§ **Stated goal**
Restate each line word for word. Leave out every picture.

Stored data entries
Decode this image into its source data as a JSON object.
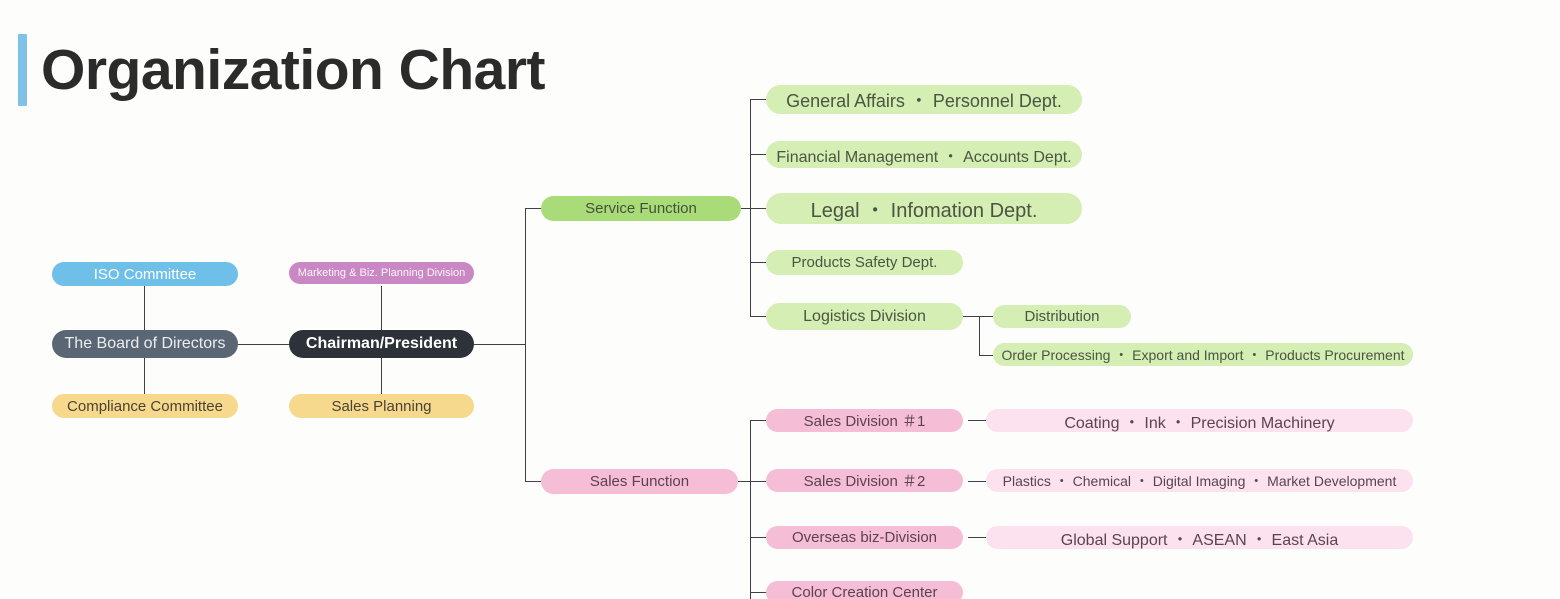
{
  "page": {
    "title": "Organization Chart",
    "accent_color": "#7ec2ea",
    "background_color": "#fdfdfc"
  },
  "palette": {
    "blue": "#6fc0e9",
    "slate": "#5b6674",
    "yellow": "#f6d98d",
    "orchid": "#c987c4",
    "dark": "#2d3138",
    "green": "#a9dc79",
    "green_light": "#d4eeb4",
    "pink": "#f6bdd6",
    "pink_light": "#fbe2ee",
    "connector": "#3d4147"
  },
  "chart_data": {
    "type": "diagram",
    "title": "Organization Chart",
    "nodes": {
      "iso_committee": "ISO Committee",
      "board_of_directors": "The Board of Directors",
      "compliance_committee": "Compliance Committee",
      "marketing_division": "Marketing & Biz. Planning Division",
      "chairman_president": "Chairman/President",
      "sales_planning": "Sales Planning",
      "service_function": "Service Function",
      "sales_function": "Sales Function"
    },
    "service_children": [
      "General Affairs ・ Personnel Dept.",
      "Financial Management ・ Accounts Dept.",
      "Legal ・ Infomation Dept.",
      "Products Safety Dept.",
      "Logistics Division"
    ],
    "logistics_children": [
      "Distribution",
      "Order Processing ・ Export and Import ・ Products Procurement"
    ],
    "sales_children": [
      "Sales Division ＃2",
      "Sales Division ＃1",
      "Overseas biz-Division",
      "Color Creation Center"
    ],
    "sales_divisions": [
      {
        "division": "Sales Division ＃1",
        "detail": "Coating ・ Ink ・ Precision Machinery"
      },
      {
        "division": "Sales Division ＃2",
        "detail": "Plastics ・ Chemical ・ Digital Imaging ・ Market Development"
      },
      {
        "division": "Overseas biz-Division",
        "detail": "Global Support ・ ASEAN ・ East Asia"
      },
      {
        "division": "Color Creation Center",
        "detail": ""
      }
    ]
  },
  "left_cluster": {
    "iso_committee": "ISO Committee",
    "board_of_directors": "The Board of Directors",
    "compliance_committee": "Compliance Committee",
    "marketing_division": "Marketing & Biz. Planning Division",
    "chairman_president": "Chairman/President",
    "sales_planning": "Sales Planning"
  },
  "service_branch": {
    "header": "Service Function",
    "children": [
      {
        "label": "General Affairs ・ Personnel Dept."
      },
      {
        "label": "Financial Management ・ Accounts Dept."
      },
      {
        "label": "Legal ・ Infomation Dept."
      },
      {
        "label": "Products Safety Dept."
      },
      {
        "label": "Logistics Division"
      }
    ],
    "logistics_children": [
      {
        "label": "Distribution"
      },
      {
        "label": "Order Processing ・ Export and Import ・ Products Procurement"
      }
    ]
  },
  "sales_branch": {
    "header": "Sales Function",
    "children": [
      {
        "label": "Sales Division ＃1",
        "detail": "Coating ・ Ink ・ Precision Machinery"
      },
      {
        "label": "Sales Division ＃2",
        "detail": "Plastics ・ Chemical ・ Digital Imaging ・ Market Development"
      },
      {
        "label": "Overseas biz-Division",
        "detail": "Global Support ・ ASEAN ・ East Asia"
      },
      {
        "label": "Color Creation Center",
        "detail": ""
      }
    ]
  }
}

§ **Response below**
Decode this image into its source data as a JSON object.
{
  "page": {
    "title": "Organization Chart",
    "accent_color": "#7ec2ea",
    "background_color": "#fdfdfc"
  },
  "palette": {
    "blue": "#6fc0e9",
    "slate": "#5b6674",
    "yellow": "#f6d98d",
    "orchid": "#c987c4",
    "dark": "#2d3138",
    "green": "#a9dc79",
    "green_light": "#d4eeb4",
    "pink": "#f6bdd6",
    "pink_light": "#fbe2ee",
    "connector": "#3d4147"
  },
  "chart_data": {
    "type": "diagram",
    "title": "Organization Chart",
    "nodes": {
      "iso_committee": "ISO Committee",
      "board_of_directors": "The Board of Directors",
      "compliance_committee": "Compliance Committee",
      "marketing_division": "Marketing & Biz. Planning Division",
      "chairman_president": "Chairman/President",
      "sales_planning": "Sales Planning",
      "service_function": "Service Function",
      "sales_function": "Sales Function"
    },
    "service_children": [
      "General Affairs ・ Personnel Dept.",
      "Financial Management ・ Accounts Dept.",
      "Legal ・ Infomation Dept.",
      "Products Safety Dept.",
      "Logistics Division"
    ],
    "logistics_children": [
      "Distribution",
      "Order Processing ・ Export and Import ・ Products Procurement"
    ],
    "sales_children": [
      "Sales Division ＃2",
      "Sales Division ＃1",
      "Overseas biz-Division",
      "Color Creation Center"
    ],
    "sales_divisions": [
      {
        "division": "Sales Division ＃1",
        "detail": "Coating ・ Ink ・ Precision Machinery"
      },
      {
        "division": "Sales Division ＃2",
        "detail": "Plastics ・ Chemical ・ Digital Imaging ・ Market Development"
      },
      {
        "division": "Overseas biz-Division",
        "detail": "Global Support ・ ASEAN ・ East Asia"
      },
      {
        "division": "Color Creation Center",
        "detail": ""
      }
    ]
  },
  "left_cluster": {
    "iso_committee": "ISO Committee",
    "board_of_directors": "The Board of Directors",
    "compliance_committee": "Compliance Committee",
    "marketing_division": "Marketing & Biz. Planning Division",
    "chairman_president": "Chairman/President",
    "sales_planning": "Sales Planning"
  },
  "service_branch": {
    "header": "Service Function",
    "children": [
      {
        "label": "General Affairs ・ Personnel Dept."
      },
      {
        "label": "Financial Management ・ Accounts Dept."
      },
      {
        "label": "Legal ・ Infomation Dept."
      },
      {
        "label": "Products Safety Dept."
      },
      {
        "label": "Logistics Division"
      }
    ],
    "logistics_children": [
      {
        "label": "Distribution"
      },
      {
        "label": "Order Processing ・ Export and Import ・ Products Procurement"
      }
    ]
  },
  "sales_branch": {
    "header": "Sales Function",
    "children": [
      {
        "label": "Sales Division ＃1",
        "detail": "Coating ・ Ink ・ Precision Machinery"
      },
      {
        "label": "Sales Division ＃2",
        "detail": "Plastics ・ Chemical ・ Digital Imaging ・ Market Development"
      },
      {
        "label": "Overseas biz-Division",
        "detail": "Global Support ・ ASEAN ・ East Asia"
      },
      {
        "label": "Color Creation Center",
        "detail": ""
      }
    ]
  }
}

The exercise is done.